Given exercise:
Leave out the pictures and copy every record exactly.

Material for the task:

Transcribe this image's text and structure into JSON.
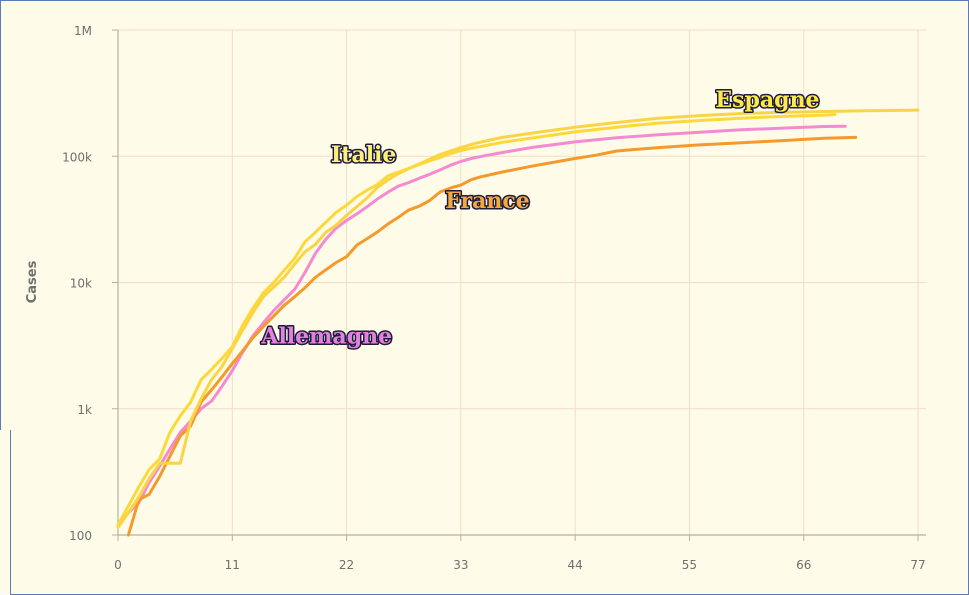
{
  "chart_data": {
    "type": "line",
    "ylabel": "Cases",
    "xlabel": "",
    "yscale": "log",
    "ylim": [
      100,
      1000000
    ],
    "xlim": [
      0,
      77
    ],
    "x_ticks": [
      "0",
      "11",
      "22",
      "33",
      "44",
      "55",
      "66",
      "77"
    ],
    "y_ticks": [
      "100",
      "1k",
      "10k",
      "100k",
      "1M"
    ],
    "grid": true,
    "series": [
      {
        "name": "Italie",
        "color": "#fcd83a",
        "label_color": "#fff07a",
        "points": [
          [
            0,
            120
          ],
          [
            1,
            170
          ],
          [
            2,
            240
          ],
          [
            3,
            330
          ],
          [
            4,
            400
          ],
          [
            5,
            650
          ],
          [
            6,
            880
          ],
          [
            7,
            1130
          ],
          [
            8,
            1700
          ],
          [
            9,
            2050
          ],
          [
            10,
            2500
          ],
          [
            11,
            3100
          ],
          [
            12,
            4600
          ],
          [
            13,
            6300
          ],
          [
            14,
            8300
          ],
          [
            15,
            10000
          ],
          [
            16,
            12500
          ],
          [
            17,
            15500
          ],
          [
            18,
            21000
          ],
          [
            19,
            25000
          ],
          [
            20,
            30000
          ],
          [
            21,
            36000
          ],
          [
            22,
            41000
          ],
          [
            23,
            48000
          ],
          [
            24,
            54000
          ],
          [
            25,
            60000
          ],
          [
            26,
            70000
          ],
          [
            27,
            75000
          ],
          [
            28,
            80000
          ],
          [
            29,
            86000
          ],
          [
            30,
            92000
          ],
          [
            31,
            98000
          ],
          [
            32,
            105000
          ],
          [
            33,
            111000
          ],
          [
            34,
            116000
          ],
          [
            35,
            120000
          ],
          [
            37,
            129000
          ],
          [
            40,
            140000
          ],
          [
            44,
            156000
          ],
          [
            48,
            170000
          ],
          [
            52,
            183000
          ],
          [
            56,
            192000
          ],
          [
            60,
            200000
          ],
          [
            64,
            207000
          ],
          [
            68,
            212000
          ],
          [
            69,
            214000
          ]
        ]
      },
      {
        "name": "Espagne",
        "color": "#fbd446",
        "label_color": "#ffe94d",
        "points": [
          [
            0,
            115
          ],
          [
            1,
            150
          ],
          [
            2,
            200
          ],
          [
            3,
            280
          ],
          [
            4,
            370
          ],
          [
            5,
            370
          ],
          [
            6,
            370
          ],
          [
            7,
            800
          ],
          [
            8,
            1200
          ],
          [
            9,
            1700
          ],
          [
            10,
            2150
          ],
          [
            11,
            3000
          ],
          [
            12,
            4200
          ],
          [
            13,
            5800
          ],
          [
            14,
            7750
          ],
          [
            15,
            9200
          ],
          [
            16,
            11000
          ],
          [
            17,
            14000
          ],
          [
            18,
            17500
          ],
          [
            19,
            20000
          ],
          [
            20,
            25000
          ],
          [
            21,
            28500
          ],
          [
            22,
            34000
          ],
          [
            23,
            40000
          ],
          [
            24,
            47000
          ],
          [
            25,
            57000
          ],
          [
            26,
            65000
          ],
          [
            27,
            73000
          ],
          [
            28,
            80000
          ],
          [
            29,
            87000
          ],
          [
            30,
            95000
          ],
          [
            31,
            103000
          ],
          [
            32,
            110000
          ],
          [
            33,
            117000
          ],
          [
            34,
            124000
          ],
          [
            35,
            130000
          ],
          [
            37,
            141000
          ],
          [
            40,
            153000
          ],
          [
            44,
            170000
          ],
          [
            48,
            185000
          ],
          [
            52,
            200000
          ],
          [
            56,
            210000
          ],
          [
            60,
            218000
          ],
          [
            64,
            223000
          ],
          [
            68,
            226000
          ],
          [
            72,
            229000
          ],
          [
            77,
            232000
          ]
        ]
      },
      {
        "name": "Allemagne",
        "color": "#f58ad2",
        "label_color": "#e580e0",
        "points": [
          [
            0,
            120
          ],
          [
            1,
            150
          ],
          [
            2,
            180
          ],
          [
            3,
            260
          ],
          [
            4,
            350
          ],
          [
            5,
            480
          ],
          [
            6,
            650
          ],
          [
            7,
            800
          ],
          [
            8,
            1000
          ],
          [
            9,
            1150
          ],
          [
            10,
            1500
          ],
          [
            11,
            2000
          ],
          [
            12,
            2800
          ],
          [
            13,
            3800
          ],
          [
            14,
            4800
          ],
          [
            15,
            6000
          ],
          [
            16,
            7300
          ],
          [
            17,
            8800
          ],
          [
            18,
            12000
          ],
          [
            19,
            17000
          ],
          [
            20,
            22000
          ],
          [
            21,
            27000
          ],
          [
            22,
            31000
          ],
          [
            23,
            35000
          ],
          [
            24,
            40000
          ],
          [
            25,
            46000
          ],
          [
            26,
            52000
          ],
          [
            27,
            58000
          ],
          [
            28,
            62000
          ],
          [
            29,
            67000
          ],
          [
            30,
            72000
          ],
          [
            31,
            78000
          ],
          [
            32,
            85000
          ],
          [
            33,
            91000
          ],
          [
            34,
            96000
          ],
          [
            35,
            100000
          ],
          [
            37,
            107000
          ],
          [
            40,
            118000
          ],
          [
            44,
            130000
          ],
          [
            48,
            140000
          ],
          [
            52,
            148000
          ],
          [
            56,
            155000
          ],
          [
            60,
            162000
          ],
          [
            64,
            167000
          ],
          [
            68,
            172000
          ],
          [
            70,
            173000
          ]
        ]
      },
      {
        "name": "France",
        "color": "#f49a2a",
        "label_color": "#f4a83d",
        "points": [
          [
            1,
            100
          ],
          [
            2,
            190
          ],
          [
            3,
            210
          ],
          [
            4,
            290
          ],
          [
            5,
            420
          ],
          [
            6,
            610
          ],
          [
            7,
            730
          ],
          [
            8,
            1130
          ],
          [
            9,
            1410
          ],
          [
            10,
            1780
          ],
          [
            11,
            2280
          ],
          [
            12,
            2880
          ],
          [
            13,
            3660
          ],
          [
            14,
            4500
          ],
          [
            15,
            5420
          ],
          [
            16,
            6600
          ],
          [
            17,
            7700
          ],
          [
            18,
            9100
          ],
          [
            19,
            11000
          ],
          [
            20,
            12600
          ],
          [
            21,
            14400
          ],
          [
            22,
            16000
          ],
          [
            23,
            19800
          ],
          [
            24,
            22300
          ],
          [
            25,
            25200
          ],
          [
            26,
            29100
          ],
          [
            27,
            32900
          ],
          [
            28,
            37600
          ],
          [
            29,
            40200
          ],
          [
            30,
            44600
          ],
          [
            31,
            52100
          ],
          [
            32,
            56000
          ],
          [
            33,
            59100
          ],
          [
            34,
            65200
          ],
          [
            35,
            69000
          ],
          [
            37,
            75000
          ],
          [
            40,
            84000
          ],
          [
            44,
            96000
          ],
          [
            46,
            102000
          ],
          [
            48,
            110000
          ],
          [
            52,
            117000
          ],
          [
            56,
            123000
          ],
          [
            60,
            128000
          ],
          [
            64,
            133000
          ],
          [
            66,
            136000
          ],
          [
            68,
            139000
          ],
          [
            71,
            141000
          ]
        ]
      }
    ]
  }
}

Task output:
Transcribe this image's text and structure into JSON.
{
  "chart_data": {
    "type": "line",
    "ylabel": "Cases",
    "xlabel": "",
    "yscale": "log",
    "ylim": [
      100,
      1000000
    ],
    "xlim": [
      0,
      77
    ],
    "x_ticks": [
      "0",
      "11",
      "22",
      "33",
      "44",
      "55",
      "66",
      "77"
    ],
    "y_ticks": [
      "100",
      "1k",
      "10k",
      "100k",
      "1M"
    ],
    "grid": true,
    "series": [
      {
        "name": "Italie",
        "color": "#fcd83a",
        "label_color": "#fff07a",
        "points": [
          [
            0,
            120
          ],
          [
            1,
            170
          ],
          [
            2,
            240
          ],
          [
            3,
            330
          ],
          [
            4,
            400
          ],
          [
            5,
            650
          ],
          [
            6,
            880
          ],
          [
            7,
            1130
          ],
          [
            8,
            1700
          ],
          [
            9,
            2050
          ],
          [
            10,
            2500
          ],
          [
            11,
            3100
          ],
          [
            12,
            4600
          ],
          [
            13,
            6300
          ],
          [
            14,
            8300
          ],
          [
            15,
            10000
          ],
          [
            16,
            12500
          ],
          [
            17,
            15500
          ],
          [
            18,
            21000
          ],
          [
            19,
            25000
          ],
          [
            20,
            30000
          ],
          [
            21,
            36000
          ],
          [
            22,
            41000
          ],
          [
            23,
            48000
          ],
          [
            24,
            54000
          ],
          [
            25,
            60000
          ],
          [
            26,
            70000
          ],
          [
            27,
            75000
          ],
          [
            28,
            80000
          ],
          [
            29,
            86000
          ],
          [
            30,
            92000
          ],
          [
            31,
            98000
          ],
          [
            32,
            105000
          ],
          [
            33,
            111000
          ],
          [
            34,
            116000
          ],
          [
            35,
            120000
          ],
          [
            37,
            129000
          ],
          [
            40,
            140000
          ],
          [
            44,
            156000
          ],
          [
            48,
            170000
          ],
          [
            52,
            183000
          ],
          [
            56,
            192000
          ],
          [
            60,
            200000
          ],
          [
            64,
            207000
          ],
          [
            68,
            212000
          ],
          [
            69,
            214000
          ]
        ]
      },
      {
        "name": "Espagne",
        "color": "#fbd446",
        "label_color": "#ffe94d",
        "points": [
          [
            0,
            115
          ],
          [
            1,
            150
          ],
          [
            2,
            200
          ],
          [
            3,
            280
          ],
          [
            4,
            370
          ],
          [
            5,
            370
          ],
          [
            6,
            370
          ],
          [
            7,
            800
          ],
          [
            8,
            1200
          ],
          [
            9,
            1700
          ],
          [
            10,
            2150
          ],
          [
            11,
            3000
          ],
          [
            12,
            4200
          ],
          [
            13,
            5800
          ],
          [
            14,
            7750
          ],
          [
            15,
            9200
          ],
          [
            16,
            11000
          ],
          [
            17,
            14000
          ],
          [
            18,
            17500
          ],
          [
            19,
            20000
          ],
          [
            20,
            25000
          ],
          [
            21,
            28500
          ],
          [
            22,
            34000
          ],
          [
            23,
            40000
          ],
          [
            24,
            47000
          ],
          [
            25,
            57000
          ],
          [
            26,
            65000
          ],
          [
            27,
            73000
          ],
          [
            28,
            80000
          ],
          [
            29,
            87000
          ],
          [
            30,
            95000
          ],
          [
            31,
            103000
          ],
          [
            32,
            110000
          ],
          [
            33,
            117000
          ],
          [
            34,
            124000
          ],
          [
            35,
            130000
          ],
          [
            37,
            141000
          ],
          [
            40,
            153000
          ],
          [
            44,
            170000
          ],
          [
            48,
            185000
          ],
          [
            52,
            200000
          ],
          [
            56,
            210000
          ],
          [
            60,
            218000
          ],
          [
            64,
            223000
          ],
          [
            68,
            226000
          ],
          [
            72,
            229000
          ],
          [
            77,
            232000
          ]
        ]
      },
      {
        "name": "Allemagne",
        "color": "#f58ad2",
        "label_color": "#e580e0",
        "points": [
          [
            0,
            120
          ],
          [
            1,
            150
          ],
          [
            2,
            180
          ],
          [
            3,
            260
          ],
          [
            4,
            350
          ],
          [
            5,
            480
          ],
          [
            6,
            650
          ],
          [
            7,
            800
          ],
          [
            8,
            1000
          ],
          [
            9,
            1150
          ],
          [
            10,
            1500
          ],
          [
            11,
            2000
          ],
          [
            12,
            2800
          ],
          [
            13,
            3800
          ],
          [
            14,
            4800
          ],
          [
            15,
            6000
          ],
          [
            16,
            7300
          ],
          [
            17,
            8800
          ],
          [
            18,
            12000
          ],
          [
            19,
            17000
          ],
          [
            20,
            22000
          ],
          [
            21,
            27000
          ],
          [
            22,
            31000
          ],
          [
            23,
            35000
          ],
          [
            24,
            40000
          ],
          [
            25,
            46000
          ],
          [
            26,
            52000
          ],
          [
            27,
            58000
          ],
          [
            28,
            62000
          ],
          [
            29,
            67000
          ],
          [
            30,
            72000
          ],
          [
            31,
            78000
          ],
          [
            32,
            85000
          ],
          [
            33,
            91000
          ],
          [
            34,
            96000
          ],
          [
            35,
            100000
          ],
          [
            37,
            107000
          ],
          [
            40,
            118000
          ],
          [
            44,
            130000
          ],
          [
            48,
            140000
          ],
          [
            52,
            148000
          ],
          [
            56,
            155000
          ],
          [
            60,
            162000
          ],
          [
            64,
            167000
          ],
          [
            68,
            172000
          ],
          [
            70,
            173000
          ]
        ]
      },
      {
        "name": "France",
        "color": "#f49a2a",
        "label_color": "#f4a83d",
        "points": [
          [
            1,
            100
          ],
          [
            2,
            190
          ],
          [
            3,
            210
          ],
          [
            4,
            290
          ],
          [
            5,
            420
          ],
          [
            6,
            610
          ],
          [
            7,
            730
          ],
          [
            8,
            1130
          ],
          [
            9,
            1410
          ],
          [
            10,
            1780
          ],
          [
            11,
            2280
          ],
          [
            12,
            2880
          ],
          [
            13,
            3660
          ],
          [
            14,
            4500
          ],
          [
            15,
            5420
          ],
          [
            16,
            6600
          ],
          [
            17,
            7700
          ],
          [
            18,
            9100
          ],
          [
            19,
            11000
          ],
          [
            20,
            12600
          ],
          [
            21,
            14400
          ],
          [
            22,
            16000
          ],
          [
            23,
            19800
          ],
          [
            24,
            22300
          ],
          [
            25,
            25200
          ],
          [
            26,
            29100
          ],
          [
            27,
            32900
          ],
          [
            28,
            37600
          ],
          [
            29,
            40200
          ],
          [
            30,
            44600
          ],
          [
            31,
            52100
          ],
          [
            32,
            56000
          ],
          [
            33,
            59100
          ],
          [
            34,
            65200
          ],
          [
            35,
            69000
          ],
          [
            37,
            75000
          ],
          [
            40,
            84000
          ],
          [
            44,
            96000
          ],
          [
            46,
            102000
          ],
          [
            48,
            110000
          ],
          [
            52,
            117000
          ],
          [
            56,
            123000
          ],
          [
            60,
            128000
          ],
          [
            64,
            133000
          ],
          [
            66,
            136000
          ],
          [
            68,
            139000
          ],
          [
            71,
            141000
          ]
        ]
      }
    ]
  }
}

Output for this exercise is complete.